### What this task involves
Search the listing below for the string "hand" and copy every line where it occurs.

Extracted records
::::::::

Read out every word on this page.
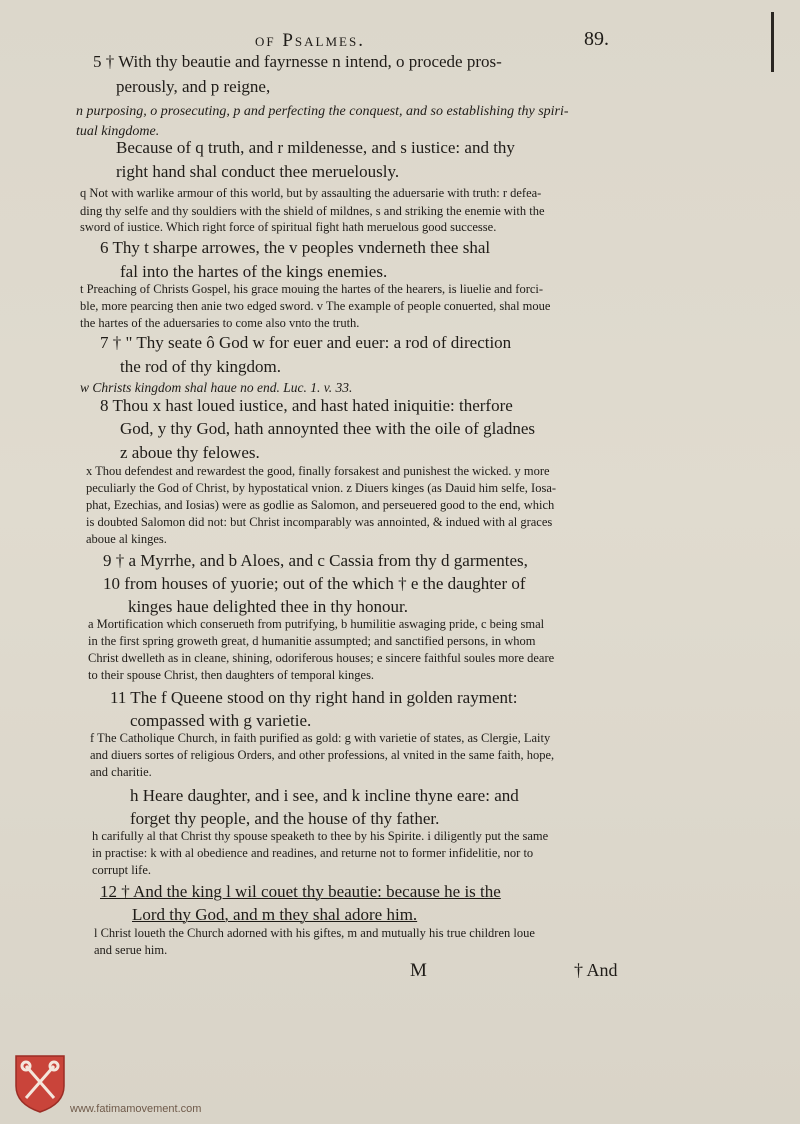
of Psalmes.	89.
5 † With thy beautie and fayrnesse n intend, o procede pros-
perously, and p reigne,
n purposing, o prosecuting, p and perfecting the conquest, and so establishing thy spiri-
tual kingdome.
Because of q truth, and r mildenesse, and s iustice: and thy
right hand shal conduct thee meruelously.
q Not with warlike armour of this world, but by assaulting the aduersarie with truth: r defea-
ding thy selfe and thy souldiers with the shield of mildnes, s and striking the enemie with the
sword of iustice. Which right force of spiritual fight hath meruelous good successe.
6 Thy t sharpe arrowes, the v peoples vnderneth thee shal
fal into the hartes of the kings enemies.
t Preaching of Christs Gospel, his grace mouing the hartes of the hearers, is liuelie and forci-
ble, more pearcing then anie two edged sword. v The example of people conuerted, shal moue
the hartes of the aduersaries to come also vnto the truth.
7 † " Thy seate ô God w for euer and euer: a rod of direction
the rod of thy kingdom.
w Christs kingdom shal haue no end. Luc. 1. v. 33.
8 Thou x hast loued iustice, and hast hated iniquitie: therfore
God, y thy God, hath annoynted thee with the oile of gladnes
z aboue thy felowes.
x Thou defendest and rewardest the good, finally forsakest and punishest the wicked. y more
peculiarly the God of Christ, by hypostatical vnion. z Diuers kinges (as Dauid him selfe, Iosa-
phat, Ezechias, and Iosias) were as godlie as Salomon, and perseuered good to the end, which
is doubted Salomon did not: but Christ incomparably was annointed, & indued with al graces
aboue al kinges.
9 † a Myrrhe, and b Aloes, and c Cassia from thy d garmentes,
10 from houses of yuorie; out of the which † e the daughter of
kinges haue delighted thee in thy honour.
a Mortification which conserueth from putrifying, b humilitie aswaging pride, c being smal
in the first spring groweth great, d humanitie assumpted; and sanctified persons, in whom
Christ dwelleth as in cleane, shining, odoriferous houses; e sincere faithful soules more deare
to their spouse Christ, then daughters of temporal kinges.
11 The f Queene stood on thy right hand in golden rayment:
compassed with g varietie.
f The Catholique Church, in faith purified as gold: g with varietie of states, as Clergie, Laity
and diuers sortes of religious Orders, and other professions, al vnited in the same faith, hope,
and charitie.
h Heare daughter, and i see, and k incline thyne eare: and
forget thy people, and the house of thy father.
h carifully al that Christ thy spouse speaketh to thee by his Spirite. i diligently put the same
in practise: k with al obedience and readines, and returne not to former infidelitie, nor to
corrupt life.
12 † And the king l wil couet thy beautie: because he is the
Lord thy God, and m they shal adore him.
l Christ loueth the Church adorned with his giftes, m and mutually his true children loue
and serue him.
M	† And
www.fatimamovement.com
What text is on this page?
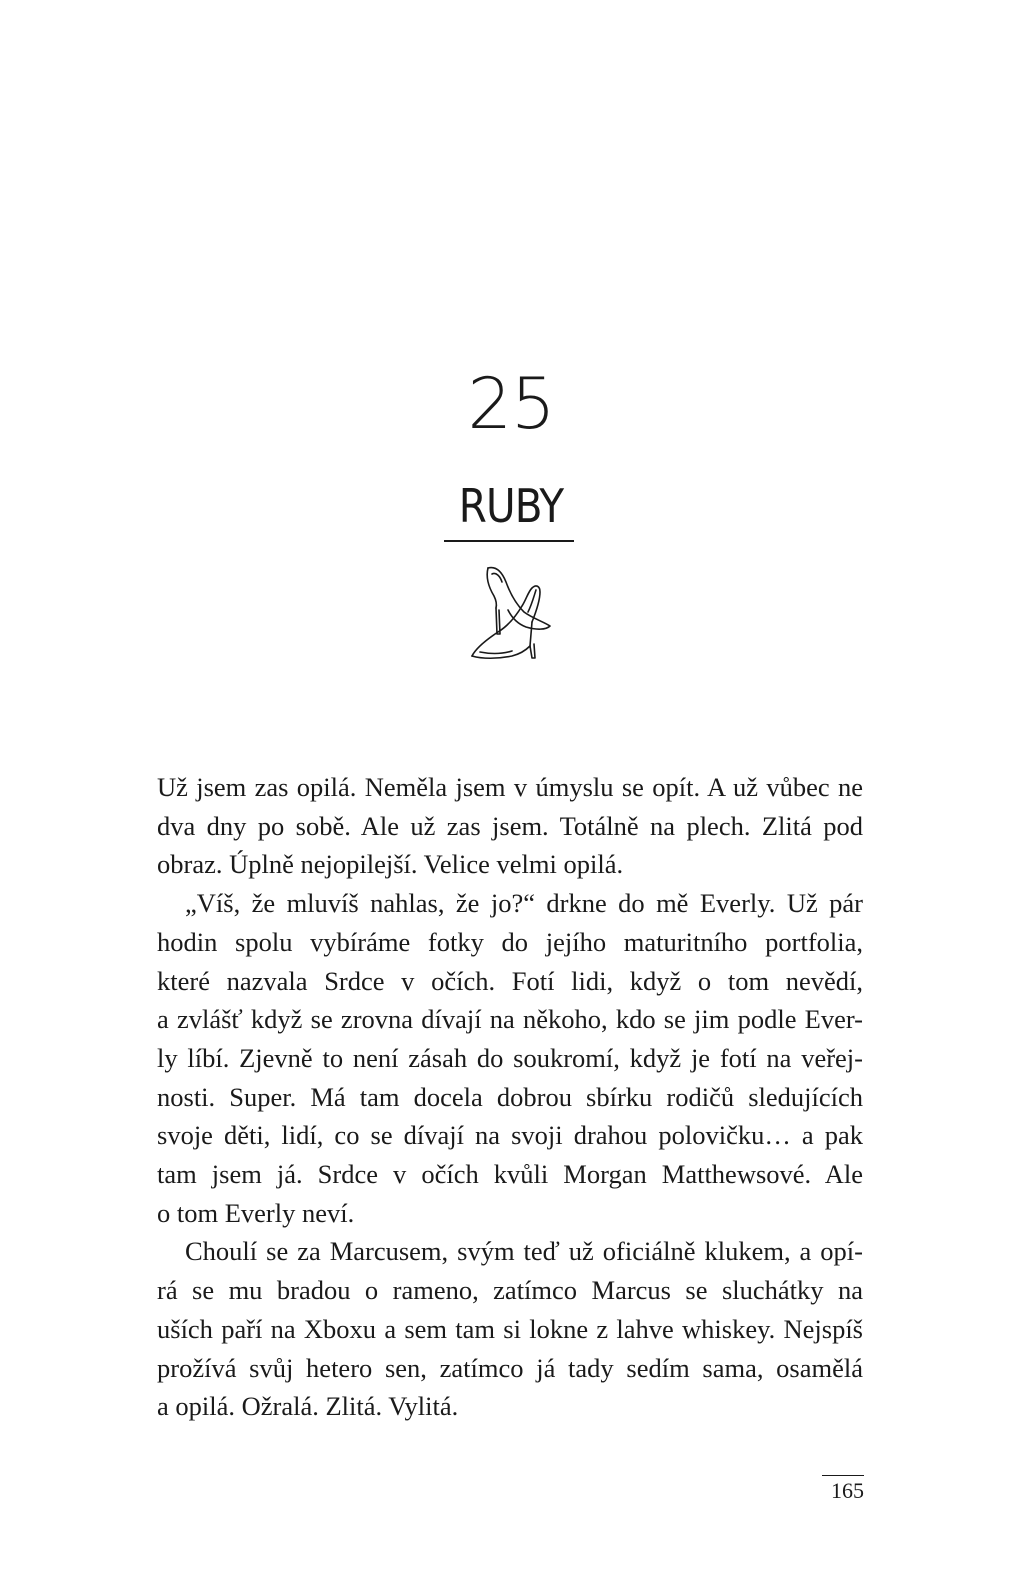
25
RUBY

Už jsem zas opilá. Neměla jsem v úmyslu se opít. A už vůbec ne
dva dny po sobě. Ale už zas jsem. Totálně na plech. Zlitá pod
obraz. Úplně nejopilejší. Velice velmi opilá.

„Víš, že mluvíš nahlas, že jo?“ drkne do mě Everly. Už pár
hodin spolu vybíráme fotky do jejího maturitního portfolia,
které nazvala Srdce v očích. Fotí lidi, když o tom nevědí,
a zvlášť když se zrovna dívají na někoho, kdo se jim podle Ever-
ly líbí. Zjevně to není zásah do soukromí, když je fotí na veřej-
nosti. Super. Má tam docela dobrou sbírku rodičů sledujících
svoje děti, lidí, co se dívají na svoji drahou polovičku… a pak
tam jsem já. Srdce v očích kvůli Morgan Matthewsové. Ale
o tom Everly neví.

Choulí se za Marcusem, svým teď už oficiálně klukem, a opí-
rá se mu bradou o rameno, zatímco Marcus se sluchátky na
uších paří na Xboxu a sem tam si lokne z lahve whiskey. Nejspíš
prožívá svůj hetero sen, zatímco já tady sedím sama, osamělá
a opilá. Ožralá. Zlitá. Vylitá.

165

::::::::

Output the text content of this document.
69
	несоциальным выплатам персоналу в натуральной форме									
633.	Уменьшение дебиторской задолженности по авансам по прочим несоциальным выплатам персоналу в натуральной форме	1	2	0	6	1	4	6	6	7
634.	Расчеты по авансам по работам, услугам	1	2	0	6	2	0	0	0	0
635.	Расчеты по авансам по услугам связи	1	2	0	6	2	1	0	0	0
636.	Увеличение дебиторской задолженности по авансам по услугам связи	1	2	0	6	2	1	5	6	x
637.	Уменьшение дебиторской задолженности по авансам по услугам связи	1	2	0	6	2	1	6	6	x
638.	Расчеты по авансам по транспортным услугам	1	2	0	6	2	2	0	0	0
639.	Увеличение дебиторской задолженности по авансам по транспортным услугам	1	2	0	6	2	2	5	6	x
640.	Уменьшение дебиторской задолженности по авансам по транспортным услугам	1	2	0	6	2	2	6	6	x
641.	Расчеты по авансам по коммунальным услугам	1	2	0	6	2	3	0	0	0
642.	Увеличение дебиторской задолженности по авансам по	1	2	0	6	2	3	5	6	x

::::::::

### Result
right hand shal conduct thee meruelously.
11 The f Queene stood on thy right hand in golden rayment:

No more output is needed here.